Work to be completed.
Collect all lines below with the string "this".

A run of records.
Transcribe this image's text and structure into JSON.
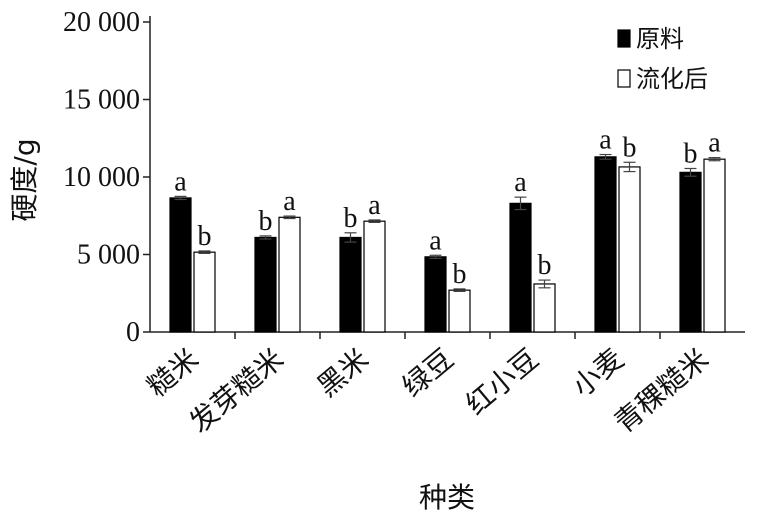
{
  "chart_data": {
    "type": "bar",
    "ylabel": "硬度/g",
    "xlabel": "种类",
    "ylim": [
      0,
      20000
    ],
    "yticks": [
      {
        "value": 0,
        "label": "0"
      },
      {
        "value": 5000,
        "label": "5 000"
      },
      {
        "value": 10000,
        "label": "10 000"
      },
      {
        "value": 15000,
        "label": "15 000"
      },
      {
        "value": 20000,
        "label": "20 000"
      }
    ],
    "categories": [
      "糙米",
      "发芽糙米",
      "黑米",
      "绿豆",
      "红小豆",
      "小麦",
      "青稞糙米"
    ],
    "series": [
      {
        "name": "原料",
        "color": "#000000",
        "values": [
          8650,
          6100,
          6100,
          4850,
          8300,
          11300,
          10300
        ],
        "errors": [
          100,
          100,
          300,
          100,
          400,
          150,
          250
        ],
        "letters": [
          "a",
          "b",
          "b",
          "a",
          "a",
          "a",
          "b"
        ]
      },
      {
        "name": "流化后",
        "color": "#ffffff",
        "values": [
          5150,
          7400,
          7150,
          2700,
          3100,
          10650,
          11150
        ],
        "errors": [
          80,
          80,
          80,
          80,
          250,
          300,
          100
        ],
        "letters": [
          "b",
          "a",
          "a",
          "b",
          "b",
          "b",
          "a"
        ]
      }
    ],
    "legend_position": "top-right",
    "grid": false
  }
}
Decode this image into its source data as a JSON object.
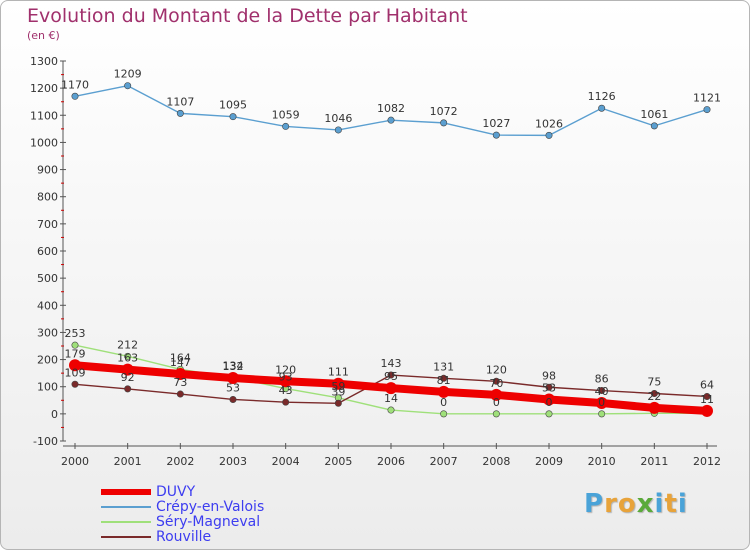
{
  "title": "Evolution du Montant de la Dette par Habitant",
  "subtitle": "(en €)",
  "logo": {
    "text": "Proxiti",
    "letter_colors": [
      "#4aa3d8",
      "#e8a33a",
      "#e8a33a",
      "#5aaa3a",
      "#4aa3d8",
      "#e8a33a",
      "#4aa3d8"
    ]
  },
  "chart_data": {
    "type": "line",
    "x": [
      "2000",
      "2001",
      "2002",
      "2003",
      "2004",
      "2005",
      "2006",
      "2007",
      "2008",
      "2009",
      "2010",
      "2011",
      "2012"
    ],
    "ylim": [
      -100,
      1300
    ],
    "yticks": [
      "-100",
      "0",
      "100",
      "200",
      "300",
      "400",
      "500",
      "600",
      "700",
      "800",
      "900",
      "1000",
      "1100",
      "1200",
      "1300"
    ],
    "grid": false,
    "legend_position": "bottom-left",
    "series": [
      {
        "name": "DUVY",
        "color": "#ee0000",
        "values": [
          179,
          163,
          147,
          132,
          120,
          111,
          95,
          81,
          70,
          53,
          40,
          22,
          11
        ],
        "labels": [
          "179",
          "163",
          "147",
          "132",
          "120",
          "111",
          "95",
          "81",
          "70",
          "53",
          "40",
          "22",
          "11"
        ]
      },
      {
        "name": "Crépy-en-Valois",
        "color": "#5b9fd0",
        "values": [
          1170,
          1209,
          1107,
          1095,
          1059,
          1046,
          1082,
          1072,
          1027,
          1026,
          1126,
          1061,
          1121
        ],
        "labels": [
          "1170",
          "1209",
          "1107",
          "1095",
          "1059",
          "1046",
          "1082",
          "1072",
          "1027",
          "1026",
          "1126",
          "1061",
          "1121"
        ]
      },
      {
        "name": "Séry-Magneval",
        "color": "#9fe07a",
        "values": [
          253,
          212,
          164,
          134,
          93,
          59,
          14,
          0,
          0,
          0,
          0,
          2,
          2
        ],
        "labels": [
          "253",
          "212",
          "164",
          "134",
          "93",
          "59",
          "14",
          "0",
          "0",
          "0",
          "0",
          "",
          ""
        ]
      },
      {
        "name": "Rouville",
        "color": "#7a2a2a",
        "values": [
          109,
          92,
          73,
          53,
          43,
          39,
          143,
          131,
          120,
          98,
          86,
          75,
          64
        ],
        "labels": [
          "109",
          "92",
          "73",
          "53",
          "43",
          "39",
          "143",
          "131",
          "120",
          "98",
          "86",
          "75",
          "64"
        ]
      }
    ]
  }
}
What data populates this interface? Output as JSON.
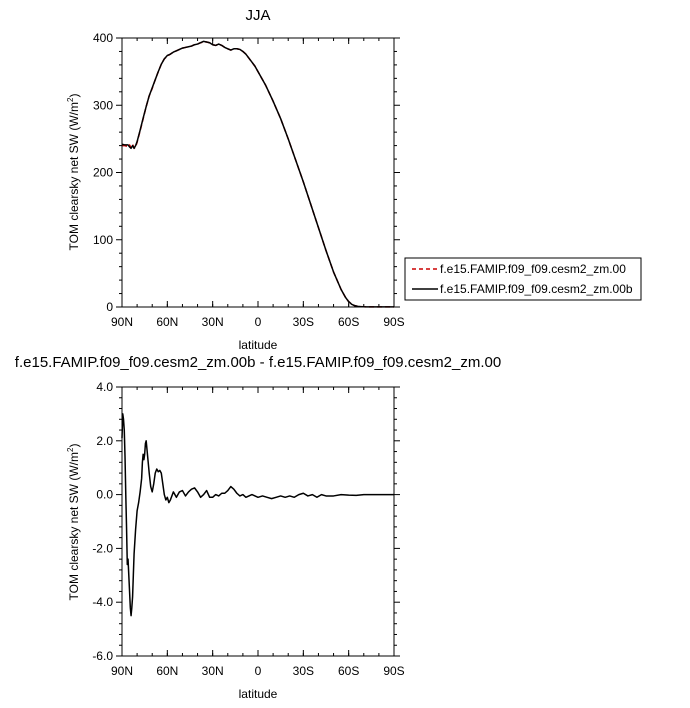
{
  "colors": {
    "series_a": "#cc0000",
    "series_b": "#000000",
    "axis": "#000000",
    "background": "#ffffff"
  },
  "chart_data": [
    {
      "type": "line",
      "title": "JJA",
      "xlabel": "latitude",
      "ylabel_main": "TOM clearsky net SW (W/m",
      "ylabel_sup": "2",
      "ylabel_close": ")",
      "x_reversed": true,
      "xlim": [
        90,
        -90
      ],
      "ylim": [
        0,
        400
      ],
      "x_ticks": [
        90,
        60,
        30,
        0,
        -30,
        -60,
        -90
      ],
      "x_tick_labels": [
        "90N",
        "60N",
        "30N",
        "0",
        "30S",
        "60S",
        "90S"
      ],
      "y_ticks": [
        0,
        100,
        200,
        300,
        400
      ],
      "y_tick_labels": [
        "0",
        "100",
        "200",
        "300",
        "400"
      ],
      "grid": false,
      "legend_placement": "right",
      "series": [
        {
          "name": "f.e15.FAMIP.f09_f09.cesm2_zm.00",
          "style": "dashed",
          "x": [
            90,
            88,
            86,
            85,
            84,
            83,
            82,
            81,
            80,
            78,
            76,
            74,
            72,
            70,
            68,
            66,
            64,
            62,
            60,
            58,
            56,
            54,
            52,
            50,
            48,
            46,
            44,
            42,
            40,
            38,
            36,
            34,
            32,
            30,
            28,
            26,
            24,
            22,
            20,
            18,
            16,
            14,
            12,
            10,
            8,
            6,
            4,
            2,
            0,
            -5,
            -10,
            -15,
            -20,
            -25,
            -30,
            -35,
            -40,
            -45,
            -50,
            -55,
            -58,
            -60,
            -62,
            -64,
            -66,
            -68,
            -70,
            -72,
            -75,
            -80,
            -85,
            -90
          ],
          "y": [
            240,
            240,
            238,
            241,
            237,
            242,
            236,
            238,
            245,
            262,
            280,
            298,
            314,
            325,
            338,
            350,
            361,
            369,
            373,
            376,
            379,
            381,
            383,
            385,
            386,
            387,
            388,
            390,
            391,
            393,
            394,
            394,
            393,
            390,
            389,
            391,
            389,
            386,
            384,
            382,
            384,
            384,
            383,
            380,
            376,
            370,
            364,
            358,
            350,
            330,
            306,
            280,
            250,
            218,
            186,
            152,
            118,
            84,
            52,
            26,
            14,
            8,
            4,
            2,
            1,
            0.5,
            0.3,
            0.2,
            0.1,
            0.1,
            0.1,
            0.1
          ]
        },
        {
          "name": "f.e15.FAMIP.f09_f09.cesm2_zm.00b",
          "style": "solid",
          "x": [
            90,
            88,
            86,
            85,
            84,
            83,
            82,
            81,
            80,
            78,
            76,
            74,
            72,
            70,
            68,
            66,
            64,
            62,
            60,
            58,
            56,
            54,
            52,
            50,
            48,
            46,
            44,
            42,
            40,
            38,
            36,
            34,
            32,
            30,
            28,
            26,
            24,
            22,
            20,
            18,
            16,
            14,
            12,
            10,
            8,
            6,
            4,
            2,
            0,
            -5,
            -10,
            -15,
            -20,
            -25,
            -30,
            -35,
            -40,
            -45,
            -50,
            -55,
            -58,
            -60,
            -62,
            -64,
            -66,
            -68,
            -70,
            -72,
            -75,
            -80,
            -85,
            -90
          ],
          "y": [
            242,
            241,
            241,
            238,
            236,
            240,
            236,
            240,
            246,
            263,
            281,
            298,
            314,
            326,
            338,
            350,
            361,
            369,
            374,
            376,
            379,
            381,
            383,
            385,
            386,
            387,
            388,
            390,
            391,
            393,
            395,
            394,
            393,
            390,
            389,
            391,
            389,
            386,
            384,
            382,
            384,
            384,
            383,
            380,
            376,
            370,
            364,
            358,
            350,
            330,
            306,
            280,
            250,
            218,
            186,
            152,
            118,
            84,
            52,
            26,
            14,
            8,
            4,
            2,
            1,
            0.5,
            0.3,
            0.2,
            0.1,
            0.1,
            0.1,
            0.1
          ]
        }
      ]
    },
    {
      "type": "line",
      "title": "f.e15.FAMIP.f09_f09.cesm2_zm.00b - f.e15.FAMIP.f09_f09.cesm2_zm.00",
      "xlabel": "latitude",
      "ylabel_main": "TOM clearsky net SW (W/m",
      "ylabel_sup": "2",
      "ylabel_close": ")",
      "x_reversed": true,
      "xlim": [
        90,
        -90
      ],
      "ylim": [
        -6,
        4
      ],
      "x_ticks": [
        90,
        60,
        30,
        0,
        -30,
        -60,
        -90
      ],
      "x_tick_labels": [
        "90N",
        "60N",
        "30N",
        "0",
        "30S",
        "60S",
        "90S"
      ],
      "y_ticks": [
        -6,
        -4,
        -2,
        0,
        2,
        4
      ],
      "y_tick_labels": [
        "-6.0",
        "-4.0",
        "-2.0",
        "0.0",
        "2.0",
        "4.0"
      ],
      "grid": false,
      "series": [
        {
          "style": "solid",
          "x": [
            90,
            89.5,
            89,
            88.5,
            88,
            87.5,
            87,
            86.5,
            86,
            85.5,
            85,
            84.5,
            84,
            83.5,
            83,
            82.5,
            82,
            81,
            80,
            79,
            78,
            77,
            76.5,
            76,
            75.5,
            75,
            74.5,
            74,
            73,
            72,
            71,
            70,
            69,
            68,
            67,
            66,
            65,
            64,
            63,
            62,
            61,
            60,
            59,
            58,
            56,
            54,
            52,
            50,
            48,
            46,
            44,
            42,
            40,
            38,
            36,
            34,
            32,
            30,
            28,
            26,
            24,
            22,
            20,
            18,
            16,
            14,
            12,
            10,
            8,
            6,
            4,
            2,
            0,
            -3,
            -6,
            -9,
            -12,
            -15,
            -18,
            -21,
            -24,
            -27,
            -30,
            -33,
            -36,
            -39,
            -42,
            -45,
            -50,
            -55,
            -60,
            -65,
            -70,
            -75,
            -80,
            -85,
            -90
          ],
          "y": [
            2.1,
            3.0,
            2.8,
            2.4,
            1.4,
            0.0,
            -1.2,
            -2.6,
            -2.4,
            -3.0,
            -3.6,
            -4.2,
            -4.5,
            -4.2,
            -3.8,
            -3.0,
            -2.2,
            -1.3,
            -0.6,
            -0.3,
            0.1,
            0.6,
            1.2,
            1.5,
            1.3,
            1.5,
            1.9,
            2.0,
            1.4,
            0.8,
            0.3,
            0.1,
            0.4,
            0.8,
            0.95,
            0.85,
            0.9,
            0.8,
            0.4,
            0.0,
            -0.2,
            -0.1,
            -0.3,
            -0.2,
            0.1,
            -0.1,
            0.1,
            0.15,
            -0.05,
            0.1,
            0.2,
            0.25,
            0.1,
            -0.1,
            0.0,
            0.15,
            -0.1,
            -0.1,
            0.0,
            -0.05,
            0.05,
            0.05,
            0.15,
            0.3,
            0.2,
            0.05,
            -0.05,
            0.0,
            -0.1,
            -0.05,
            0.0,
            -0.05,
            -0.1,
            -0.05,
            -0.1,
            -0.15,
            -0.1,
            -0.05,
            -0.1,
            -0.05,
            -0.1,
            0.0,
            0.05,
            -0.05,
            0.0,
            -0.1,
            0.0,
            -0.05,
            -0.05,
            0.0,
            -0.02,
            -0.03,
            0.0,
            0.0,
            0.0,
            0.0,
            0.0
          ]
        }
      ]
    }
  ]
}
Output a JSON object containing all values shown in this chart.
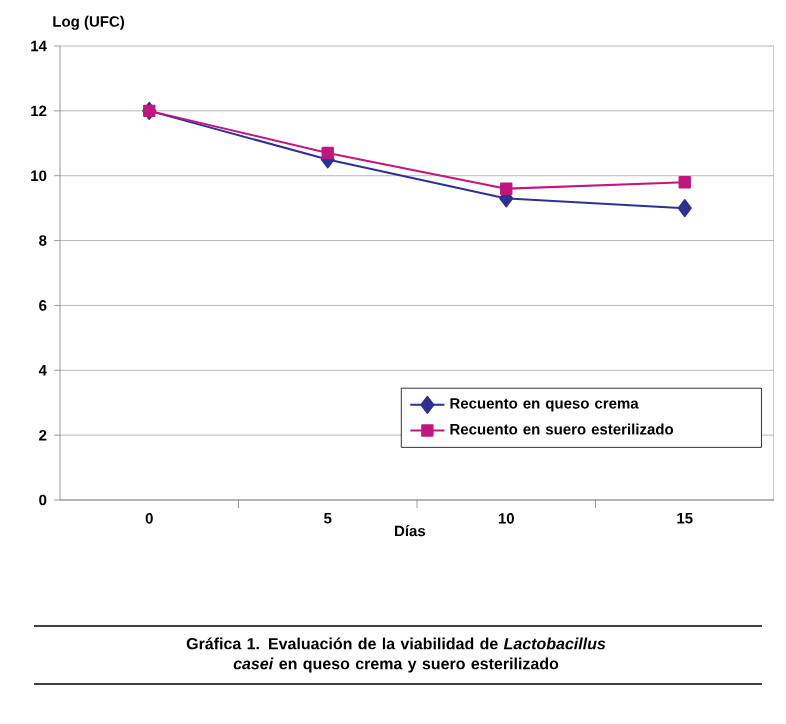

Task output.
Transcribe this image's text and structure into JSON.
Decode this image into its source data as a JSON object.
What data populates this interface? Output as JSON.
Output a JSON object containing all values shown in this chart.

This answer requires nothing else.